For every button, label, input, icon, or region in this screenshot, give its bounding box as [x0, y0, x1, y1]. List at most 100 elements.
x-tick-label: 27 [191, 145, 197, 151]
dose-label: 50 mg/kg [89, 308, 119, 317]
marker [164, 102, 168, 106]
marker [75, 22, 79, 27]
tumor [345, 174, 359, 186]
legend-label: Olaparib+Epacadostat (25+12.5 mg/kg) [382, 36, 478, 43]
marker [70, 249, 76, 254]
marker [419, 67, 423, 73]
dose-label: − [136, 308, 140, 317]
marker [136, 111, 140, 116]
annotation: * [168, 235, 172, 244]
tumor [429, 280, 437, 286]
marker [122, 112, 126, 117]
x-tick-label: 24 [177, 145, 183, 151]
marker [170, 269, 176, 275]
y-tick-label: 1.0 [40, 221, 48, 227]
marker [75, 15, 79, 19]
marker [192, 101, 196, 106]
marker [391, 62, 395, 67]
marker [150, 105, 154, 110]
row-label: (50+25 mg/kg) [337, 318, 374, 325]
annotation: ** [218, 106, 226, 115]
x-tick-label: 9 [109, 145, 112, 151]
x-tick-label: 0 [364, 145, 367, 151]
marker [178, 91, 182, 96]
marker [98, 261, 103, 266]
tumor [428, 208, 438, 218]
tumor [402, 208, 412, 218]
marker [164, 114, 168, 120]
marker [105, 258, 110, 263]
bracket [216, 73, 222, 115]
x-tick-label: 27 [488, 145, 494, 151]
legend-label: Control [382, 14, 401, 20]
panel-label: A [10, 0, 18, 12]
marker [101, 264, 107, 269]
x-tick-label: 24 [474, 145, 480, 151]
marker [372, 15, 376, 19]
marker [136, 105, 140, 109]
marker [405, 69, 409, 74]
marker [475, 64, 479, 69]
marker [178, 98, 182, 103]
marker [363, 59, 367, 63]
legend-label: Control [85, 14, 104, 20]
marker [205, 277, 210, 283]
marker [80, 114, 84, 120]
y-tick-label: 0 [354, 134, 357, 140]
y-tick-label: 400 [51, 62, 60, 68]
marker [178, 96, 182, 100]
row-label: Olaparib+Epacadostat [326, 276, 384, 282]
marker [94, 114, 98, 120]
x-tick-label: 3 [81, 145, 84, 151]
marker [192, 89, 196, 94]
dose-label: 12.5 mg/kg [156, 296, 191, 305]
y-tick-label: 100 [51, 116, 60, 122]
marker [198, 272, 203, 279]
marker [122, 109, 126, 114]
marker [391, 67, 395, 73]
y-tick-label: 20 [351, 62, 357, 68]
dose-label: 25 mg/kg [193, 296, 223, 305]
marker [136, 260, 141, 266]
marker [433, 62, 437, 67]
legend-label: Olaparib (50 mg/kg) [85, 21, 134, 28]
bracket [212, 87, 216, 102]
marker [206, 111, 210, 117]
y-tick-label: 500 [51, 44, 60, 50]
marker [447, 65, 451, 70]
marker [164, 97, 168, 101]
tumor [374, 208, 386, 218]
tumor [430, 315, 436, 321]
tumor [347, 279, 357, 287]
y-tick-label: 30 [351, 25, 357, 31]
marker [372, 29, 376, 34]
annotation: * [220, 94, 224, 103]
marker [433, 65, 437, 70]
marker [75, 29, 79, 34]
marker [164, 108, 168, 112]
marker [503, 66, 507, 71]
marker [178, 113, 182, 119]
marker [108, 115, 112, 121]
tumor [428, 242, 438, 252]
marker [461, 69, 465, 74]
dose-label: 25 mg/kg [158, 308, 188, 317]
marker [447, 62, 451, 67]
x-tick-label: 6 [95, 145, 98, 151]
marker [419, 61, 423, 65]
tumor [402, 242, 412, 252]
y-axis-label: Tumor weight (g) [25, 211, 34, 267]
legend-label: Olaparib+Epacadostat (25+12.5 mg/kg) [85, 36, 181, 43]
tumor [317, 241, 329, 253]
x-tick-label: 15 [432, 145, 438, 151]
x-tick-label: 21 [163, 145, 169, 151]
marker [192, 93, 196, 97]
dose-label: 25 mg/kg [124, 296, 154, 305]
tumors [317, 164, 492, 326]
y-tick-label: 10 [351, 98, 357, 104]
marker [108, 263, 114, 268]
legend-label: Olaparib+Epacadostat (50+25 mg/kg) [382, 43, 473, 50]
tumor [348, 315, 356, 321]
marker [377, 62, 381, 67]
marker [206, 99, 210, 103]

What you have to do
Copy each line above that contains the word "bracket".

Your solution
bracket [216, 73, 222, 115]
bracket [212, 87, 216, 102]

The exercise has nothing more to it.